╔══
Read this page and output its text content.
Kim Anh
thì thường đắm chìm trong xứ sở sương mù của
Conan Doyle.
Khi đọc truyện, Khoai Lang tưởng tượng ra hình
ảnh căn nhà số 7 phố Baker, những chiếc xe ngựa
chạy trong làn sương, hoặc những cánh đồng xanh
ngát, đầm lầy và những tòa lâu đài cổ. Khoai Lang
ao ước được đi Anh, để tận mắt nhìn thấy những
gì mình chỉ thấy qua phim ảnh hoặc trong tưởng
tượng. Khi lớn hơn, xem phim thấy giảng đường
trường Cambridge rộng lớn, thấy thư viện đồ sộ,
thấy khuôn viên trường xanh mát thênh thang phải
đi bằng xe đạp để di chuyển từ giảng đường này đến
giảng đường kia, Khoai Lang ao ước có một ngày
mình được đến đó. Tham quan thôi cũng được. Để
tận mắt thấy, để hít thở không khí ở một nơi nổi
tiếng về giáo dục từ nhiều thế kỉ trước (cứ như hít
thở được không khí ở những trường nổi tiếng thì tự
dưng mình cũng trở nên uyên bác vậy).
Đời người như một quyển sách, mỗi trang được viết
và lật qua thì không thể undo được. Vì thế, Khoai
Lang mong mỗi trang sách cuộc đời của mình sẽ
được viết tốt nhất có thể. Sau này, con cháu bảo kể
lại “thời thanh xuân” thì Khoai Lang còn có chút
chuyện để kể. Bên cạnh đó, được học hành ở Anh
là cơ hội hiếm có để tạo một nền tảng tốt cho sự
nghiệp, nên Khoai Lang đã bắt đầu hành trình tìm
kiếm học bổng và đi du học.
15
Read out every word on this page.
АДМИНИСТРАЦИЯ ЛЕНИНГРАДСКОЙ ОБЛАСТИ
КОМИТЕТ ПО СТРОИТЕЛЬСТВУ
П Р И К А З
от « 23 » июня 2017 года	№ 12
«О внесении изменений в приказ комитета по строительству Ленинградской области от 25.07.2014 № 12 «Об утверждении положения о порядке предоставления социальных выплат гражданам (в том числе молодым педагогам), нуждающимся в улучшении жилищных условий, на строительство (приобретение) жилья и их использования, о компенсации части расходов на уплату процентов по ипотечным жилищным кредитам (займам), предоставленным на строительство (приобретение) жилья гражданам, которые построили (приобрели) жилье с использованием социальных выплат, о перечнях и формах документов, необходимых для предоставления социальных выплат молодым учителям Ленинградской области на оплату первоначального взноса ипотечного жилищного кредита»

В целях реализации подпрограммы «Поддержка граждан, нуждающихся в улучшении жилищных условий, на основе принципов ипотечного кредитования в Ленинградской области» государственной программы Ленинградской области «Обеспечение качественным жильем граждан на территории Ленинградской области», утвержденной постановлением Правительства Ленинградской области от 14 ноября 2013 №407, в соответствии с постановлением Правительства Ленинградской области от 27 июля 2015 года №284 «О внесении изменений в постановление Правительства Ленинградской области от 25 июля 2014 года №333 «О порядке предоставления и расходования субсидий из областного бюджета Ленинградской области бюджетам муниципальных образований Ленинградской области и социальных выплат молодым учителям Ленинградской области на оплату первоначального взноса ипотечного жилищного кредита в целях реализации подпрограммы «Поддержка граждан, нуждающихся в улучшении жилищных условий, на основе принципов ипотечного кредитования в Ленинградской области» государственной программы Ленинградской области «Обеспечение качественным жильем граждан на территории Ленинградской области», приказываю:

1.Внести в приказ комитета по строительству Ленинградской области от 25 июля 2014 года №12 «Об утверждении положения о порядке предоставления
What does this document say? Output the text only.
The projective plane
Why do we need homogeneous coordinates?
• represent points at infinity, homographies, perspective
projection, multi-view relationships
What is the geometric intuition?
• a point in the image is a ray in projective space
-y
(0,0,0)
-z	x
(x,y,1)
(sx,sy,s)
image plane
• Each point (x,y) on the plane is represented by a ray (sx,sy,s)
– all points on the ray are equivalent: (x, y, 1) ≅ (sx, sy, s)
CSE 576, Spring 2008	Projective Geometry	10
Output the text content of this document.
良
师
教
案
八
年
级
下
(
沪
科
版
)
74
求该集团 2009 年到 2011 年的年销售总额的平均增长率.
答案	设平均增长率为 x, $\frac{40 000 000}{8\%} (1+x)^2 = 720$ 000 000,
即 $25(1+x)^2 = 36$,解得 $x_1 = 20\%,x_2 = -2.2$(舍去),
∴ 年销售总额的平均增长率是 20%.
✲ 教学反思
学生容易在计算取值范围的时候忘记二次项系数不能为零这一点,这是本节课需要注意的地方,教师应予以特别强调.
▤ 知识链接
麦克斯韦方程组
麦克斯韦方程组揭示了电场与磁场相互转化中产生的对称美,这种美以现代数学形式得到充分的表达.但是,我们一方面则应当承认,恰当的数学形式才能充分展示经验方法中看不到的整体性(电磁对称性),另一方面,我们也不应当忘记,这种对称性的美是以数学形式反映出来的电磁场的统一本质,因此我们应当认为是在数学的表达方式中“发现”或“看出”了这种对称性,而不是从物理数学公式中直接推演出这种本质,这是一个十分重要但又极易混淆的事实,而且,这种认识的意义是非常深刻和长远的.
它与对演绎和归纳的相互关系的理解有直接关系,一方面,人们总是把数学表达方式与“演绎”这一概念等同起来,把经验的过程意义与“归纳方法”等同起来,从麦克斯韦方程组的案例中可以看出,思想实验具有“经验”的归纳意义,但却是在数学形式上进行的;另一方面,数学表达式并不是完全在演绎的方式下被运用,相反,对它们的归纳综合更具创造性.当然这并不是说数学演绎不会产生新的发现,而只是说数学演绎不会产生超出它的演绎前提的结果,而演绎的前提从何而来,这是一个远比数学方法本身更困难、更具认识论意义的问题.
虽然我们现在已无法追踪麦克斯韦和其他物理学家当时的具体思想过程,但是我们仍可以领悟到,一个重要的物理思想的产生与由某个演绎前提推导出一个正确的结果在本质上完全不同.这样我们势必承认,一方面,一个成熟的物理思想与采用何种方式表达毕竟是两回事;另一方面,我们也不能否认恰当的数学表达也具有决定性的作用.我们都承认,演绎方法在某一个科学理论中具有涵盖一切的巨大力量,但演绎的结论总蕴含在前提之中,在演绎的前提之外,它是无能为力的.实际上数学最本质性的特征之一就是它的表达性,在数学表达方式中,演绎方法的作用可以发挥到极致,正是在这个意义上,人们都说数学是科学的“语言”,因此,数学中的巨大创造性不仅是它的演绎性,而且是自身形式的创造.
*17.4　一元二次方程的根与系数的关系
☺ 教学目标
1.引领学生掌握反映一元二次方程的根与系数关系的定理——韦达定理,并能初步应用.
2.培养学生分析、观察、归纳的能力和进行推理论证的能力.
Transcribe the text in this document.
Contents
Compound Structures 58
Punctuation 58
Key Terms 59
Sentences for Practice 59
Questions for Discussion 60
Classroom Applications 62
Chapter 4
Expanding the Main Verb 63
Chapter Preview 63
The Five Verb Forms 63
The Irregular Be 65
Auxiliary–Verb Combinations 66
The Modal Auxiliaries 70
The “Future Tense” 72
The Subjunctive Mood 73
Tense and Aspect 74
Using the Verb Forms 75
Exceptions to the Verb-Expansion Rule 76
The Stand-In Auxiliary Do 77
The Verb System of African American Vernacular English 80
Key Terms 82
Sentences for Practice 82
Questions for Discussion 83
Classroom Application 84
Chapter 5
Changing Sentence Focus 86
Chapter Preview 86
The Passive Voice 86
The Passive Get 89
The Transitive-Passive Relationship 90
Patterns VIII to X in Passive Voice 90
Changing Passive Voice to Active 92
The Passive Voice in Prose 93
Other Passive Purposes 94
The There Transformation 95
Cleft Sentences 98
╚══
## Brief:
Using the data above, output each line exactly.

## Answer to the exercise:
Read this page and output its text content.
Kim Anh
thì thường đắm chìm trong xứ sở sương mù của
Conan Doyle.
Khi đọc truyện, Khoai Lang tưởng tượng ra hình
ảnh căn nhà số 7 phố Baker, những chiếc xe ngựa
chạy trong làn sương, hoặc những cánh đồng xanh
ngát, đầm lầy và những tòa lâu đài cổ. Khoai Lang
ao ước được đi Anh, để tận mắt nhìn thấy những
gì mình chỉ thấy qua phim ảnh hoặc trong tưởng
tượng. Khi lớn hơn, xem phim thấy giảng đường
trường Cambridge rộng lớn, thấy thư viện đồ sộ,
thấy khuôn viên trường xanh mát thênh thang phải
đi bằng xe đạp để di chuyển từ giảng đường này đến
giảng đường kia, Khoai Lang ao ước có một ngày
mình được đến đó. Tham quan thôi cũng được. Để
tận mắt thấy, để hít thở không khí ở một nơi nổi
tiếng về giáo dục từ nhiều thế kỉ trước (cứ như hít
thở được không khí ở những trường nổi tiếng thì tự
dưng mình cũng trở nên uyên bác vậy).
Đời người như một quyển sách, mỗi trang được viết
và lật qua thì không thể undo được. Vì thế, Khoai
Lang mong mỗi trang sách cuộc đời của mình sẽ
được viết tốt nhất có thể. Sau này, con cháu bảo kể
lại “thời thanh xuân” thì Khoai Lang còn có chút
chuyện để kể. Bên cạnh đó, được học hành ở Anh
là cơ hội hiếm có để tạo một nền tảng tốt cho sự
nghiệp, nên Khoai Lang đã bắt đầu hành trình tìm
kiếm học bổng và đi du học.
15
Read out every word on this page.
АДМИНИСТРАЦИЯ ЛЕНИНГРАДСКОЙ ОБЛАСТИ
КОМИТЕТ ПО СТРОИТЕЛЬСТВУ
П Р И К А З
от « 23 » июня 2017 года	№ 12
«О внесении изменений в приказ комитета по строительству Ленинградской области от 25.07.2014 № 12 «Об утверждении положения о порядке предоставления социальных выплат гражданам (в том числе молодым педагогам), нуждающимся в улучшении жилищных условий, на строительство (приобретение) жилья и их использования, о компенсации части расходов на уплату процентов по ипотечным жилищным кредитам (займам), предоставленным на строительство (приобретение) жилья гражданам, которые построили (приобрели) жилье с использованием социальных выплат, о перечнях и формах документов, необходимых для предоставления социальных выплат молодым учителям Ленинградской области на оплату первоначального взноса ипотечного жилищного кредита»

В целях реализации подпрограммы «Поддержка граждан, нуждающихся в улучшении жилищных условий, на основе принципов ипотечного кредитования в Ленинградской области» государственной программы Ленинградской области «Обеспечение качественным жильем граждан на территории Ленинградской области», утвержденной постановлением Правительства Ленинградской области от 14 ноября 2013 №407, в соответствии с постановлением Правительства Ленинградской области от 27 июля 2015 года №284 «О внесении изменений в постановление Правительства Ленинградской области от 25 июля 2014 года №333 «О порядке предоставления и расходования субсидий из областного бюджета Ленинградской области бюджетам муниципальных образований Ленинградской области и социальных выплат молодым учителям Ленинградской области на оплату первоначального взноса ипотечного жилищного кредита в целях реализации подпрограммы «Поддержка граждан, нуждающихся в улучшении жилищных условий, на основе принципов ипотечного кредитования в Ленинградской области» государственной программы Ленинградской области «Обеспечение качественным жильем граждан на территории Ленинградской области», приказываю:

1.Внести в приказ комитета по строительству Ленинградской области от 25 июля 2014 года №12 «Об утверждении положения о порядке предоставления
What does this document say? Output the text only.
The projective plane
Why do we need homogeneous coordinates?
• represent points at infinity, homographies, perspective
projection, multi-view relationships
What is the geometric intuition?
• a point in the image is a ray in projective space
-y
(0,0,0)
-z	x
(x,y,1)
(sx,sy,s)
image plane
• Each point (x,y) on the plane is represented by a ray (sx,sy,s)
– all points on the ray are equivalent: (x, y, 1) ≅ (sx, sy, s)
CSE 576, Spring 2008	Projective Geometry	10
Output the text content of this document.
良
师
教
案
八
年
级
下
(
沪
科
版
)
74
求该集团 2009 年到 2011 年的年销售总额的平均增长率.
答案	设平均增长率为 x, $\frac{40 000 000}{8\%} (1+x)^2 = 720$ 000 000,
即 $25(1+x)^2 = 36$,解得 $x_1 = 20\%,x_2 = -2.2$(舍去),
∴ 年销售总额的平均增长率是 20%.
✲ 教学反思
学生容易在计算取值范围的时候忘记二次项系数不能为零这一点,这是本节课需要注意的地方,教师应予以特别强调.
▤ 知识链接
麦克斯韦方程组
麦克斯韦方程组揭示了电场与磁场相互转化中产生的对称美,这种美以现代数学形式得到充分的表达.但是,我们一方面则应当承认,恰当的数学形式才能充分展示经验方法中看不到的整体性(电磁对称性),另一方面,我们也不应当忘记,这种对称性的美是以数学形式反映出来的电磁场的统一本质,因此我们应当认为是在数学的表达方式中“发现”或“看出”了这种对称性,而不是从物理数学公式中直接推演出这种本质,这是一个十分重要但又极易混淆的事实,而且,这种认识的意义是非常深刻和长远的.
它与对演绎和归纳的相互关系的理解有直接关系,一方面,人们总是把数学表达方式与“演绎”这一概念等同起来,把经验的过程意义与“归纳方法”等同起来,从麦克斯韦方程组的案例中可以看出,思想实验具有“经验”的归纳意义,但却是在数学形式上进行的;另一方面,数学表达式并不是完全在演绎的方式下被运用,相反,对它们的归纳综合更具创造性.当然这并不是说数学演绎不会产生新的发现,而只是说数学演绎不会产生超出它的演绎前提的结果,而演绎的前提从何而来,这是一个远比数学方法本身更困难、更具认识论意义的问题.
虽然我们现在已无法追踪麦克斯韦和其他物理学家当时的具体思想过程,但是我们仍可以领悟到,一个重要的物理思想的产生与由某个演绎前提推导出一个正确的结果在本质上完全不同.这样我们势必承认,一方面,一个成熟的物理思想与采用何种方式表达毕竟是两回事;另一方面,我们也不能否认恰当的数学表达也具有决定性的作用.我们都承认,演绎方法在某一个科学理论中具有涵盖一切的巨大力量,但演绎的结论总蕴含在前提之中,在演绎的前提之外,它是无能为力的.实际上数学最本质性的特征之一就是它的表达性,在数学表达方式中,演绎方法的作用可以发挥到极致,正是在这个意义上,人们都说数学是科学的“语言”,因此,数学中的巨大创造性不仅是它的演绎性,而且是自身形式的创造.
*17.4　一元二次方程的根与系数的关系
☺ 教学目标
1.引领学生掌握反映一元二次方程的根与系数关系的定理——韦达定理,并能初步应用.
2.培养学生分析、观察、归纳的能力和进行推理论证的能力.
Transcribe the text in this document.
Contents
Compound Structures 58
Punctuation 58
Key Terms 59
Sentences for Practice 59
Questions for Discussion 60
Classroom Applications 62
Chapter 4
Expanding the Main Verb 63
Chapter Preview 63
The Five Verb Forms 63
The Irregular Be 65
Auxiliary–Verb Combinations 66
The Modal Auxiliaries 70
The “Future Tense” 72
The Subjunctive Mood 73
Tense and Aspect 74
Using the Verb Forms 75
Exceptions to the Verb-Expansion Rule 76
The Stand-In Auxiliary Do 77
The Verb System of African American Vernacular English 80
Key Terms 82
Sentences for Practice 82
Questions for Discussion 83
Classroom Application 84
Chapter 5
Changing Sentence Focus 86
Chapter Preview 86
The Passive Voice 86
The Passive Get 89
The Transitive-Passive Relationship 90
Patterns VIII to X in Passive Voice 90
Changing Passive Voice to Active 92
The Passive Voice in Prose 93
Other Passive Purposes 94
The There Transformation 95
Cleft Sentences 98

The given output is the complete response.